▶ _SHORT EXERCISE_
Find every line in the records that holds the string "content". Copy each one.

Begin GIVEN DATA

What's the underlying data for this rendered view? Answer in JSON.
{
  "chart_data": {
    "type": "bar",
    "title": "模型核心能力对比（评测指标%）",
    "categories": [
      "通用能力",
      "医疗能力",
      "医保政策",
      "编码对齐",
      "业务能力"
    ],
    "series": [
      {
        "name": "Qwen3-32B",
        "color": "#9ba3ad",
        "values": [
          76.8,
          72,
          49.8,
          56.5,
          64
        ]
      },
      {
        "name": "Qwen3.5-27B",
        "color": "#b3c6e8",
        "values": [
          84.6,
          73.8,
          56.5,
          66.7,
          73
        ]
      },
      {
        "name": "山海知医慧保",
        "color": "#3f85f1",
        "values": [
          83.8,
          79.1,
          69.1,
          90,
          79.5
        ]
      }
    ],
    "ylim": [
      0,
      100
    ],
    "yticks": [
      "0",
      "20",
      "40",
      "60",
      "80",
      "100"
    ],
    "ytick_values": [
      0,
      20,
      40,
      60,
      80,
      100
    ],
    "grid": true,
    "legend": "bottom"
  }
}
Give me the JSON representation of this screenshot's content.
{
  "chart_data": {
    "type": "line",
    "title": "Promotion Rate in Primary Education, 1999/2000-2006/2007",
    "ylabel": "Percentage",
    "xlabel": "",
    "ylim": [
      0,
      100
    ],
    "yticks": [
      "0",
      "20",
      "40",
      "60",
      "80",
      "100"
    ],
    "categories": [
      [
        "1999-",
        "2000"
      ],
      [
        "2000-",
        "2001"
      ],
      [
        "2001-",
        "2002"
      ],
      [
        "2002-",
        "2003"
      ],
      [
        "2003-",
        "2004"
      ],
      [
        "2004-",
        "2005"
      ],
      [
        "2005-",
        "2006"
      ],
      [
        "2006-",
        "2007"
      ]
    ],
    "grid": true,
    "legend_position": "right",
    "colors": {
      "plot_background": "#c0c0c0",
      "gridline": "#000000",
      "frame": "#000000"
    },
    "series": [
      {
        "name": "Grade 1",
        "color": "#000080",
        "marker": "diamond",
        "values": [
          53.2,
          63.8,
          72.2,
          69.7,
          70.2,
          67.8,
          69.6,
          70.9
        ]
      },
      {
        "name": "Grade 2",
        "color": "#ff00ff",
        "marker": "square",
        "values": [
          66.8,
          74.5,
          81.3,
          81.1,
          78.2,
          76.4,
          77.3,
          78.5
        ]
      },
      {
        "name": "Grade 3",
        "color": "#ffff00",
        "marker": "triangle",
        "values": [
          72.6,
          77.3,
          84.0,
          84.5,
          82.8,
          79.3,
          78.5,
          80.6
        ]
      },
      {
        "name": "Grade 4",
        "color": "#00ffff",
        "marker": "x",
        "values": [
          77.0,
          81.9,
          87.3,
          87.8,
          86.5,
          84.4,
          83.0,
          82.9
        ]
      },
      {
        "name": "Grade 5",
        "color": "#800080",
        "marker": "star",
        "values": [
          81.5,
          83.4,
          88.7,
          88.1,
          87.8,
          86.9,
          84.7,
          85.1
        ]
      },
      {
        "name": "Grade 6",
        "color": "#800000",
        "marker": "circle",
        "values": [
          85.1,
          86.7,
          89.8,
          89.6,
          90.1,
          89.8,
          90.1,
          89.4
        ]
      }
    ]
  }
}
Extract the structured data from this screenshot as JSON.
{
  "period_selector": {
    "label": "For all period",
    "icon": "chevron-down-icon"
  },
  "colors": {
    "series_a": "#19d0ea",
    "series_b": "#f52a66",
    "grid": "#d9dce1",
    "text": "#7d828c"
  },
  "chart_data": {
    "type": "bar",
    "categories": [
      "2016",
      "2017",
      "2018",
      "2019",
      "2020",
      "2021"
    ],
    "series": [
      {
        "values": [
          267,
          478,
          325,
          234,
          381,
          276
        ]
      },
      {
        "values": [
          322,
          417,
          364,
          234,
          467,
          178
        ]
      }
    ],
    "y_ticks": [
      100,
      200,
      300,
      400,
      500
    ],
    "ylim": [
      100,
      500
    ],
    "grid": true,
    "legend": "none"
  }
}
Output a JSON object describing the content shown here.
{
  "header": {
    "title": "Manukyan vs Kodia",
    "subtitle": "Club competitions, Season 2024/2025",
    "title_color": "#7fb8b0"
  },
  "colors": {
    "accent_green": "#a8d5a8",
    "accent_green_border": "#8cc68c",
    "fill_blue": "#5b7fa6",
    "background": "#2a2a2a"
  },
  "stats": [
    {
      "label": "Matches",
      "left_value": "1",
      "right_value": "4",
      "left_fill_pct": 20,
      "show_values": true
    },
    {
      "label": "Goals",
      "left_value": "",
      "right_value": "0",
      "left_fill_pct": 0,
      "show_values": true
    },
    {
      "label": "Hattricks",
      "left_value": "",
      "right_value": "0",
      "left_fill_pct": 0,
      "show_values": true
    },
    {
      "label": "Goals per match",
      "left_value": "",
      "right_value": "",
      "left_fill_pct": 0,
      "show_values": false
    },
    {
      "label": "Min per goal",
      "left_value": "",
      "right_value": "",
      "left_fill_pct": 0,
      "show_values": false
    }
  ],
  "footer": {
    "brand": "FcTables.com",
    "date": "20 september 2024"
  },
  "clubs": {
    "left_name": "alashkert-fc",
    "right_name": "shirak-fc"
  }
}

End GIVEN DATA

▶ _RESPONSE TO THIS EXERCISE_
Give me the JSON representation of this screenshot's content.
Output a JSON object describing the content shown here.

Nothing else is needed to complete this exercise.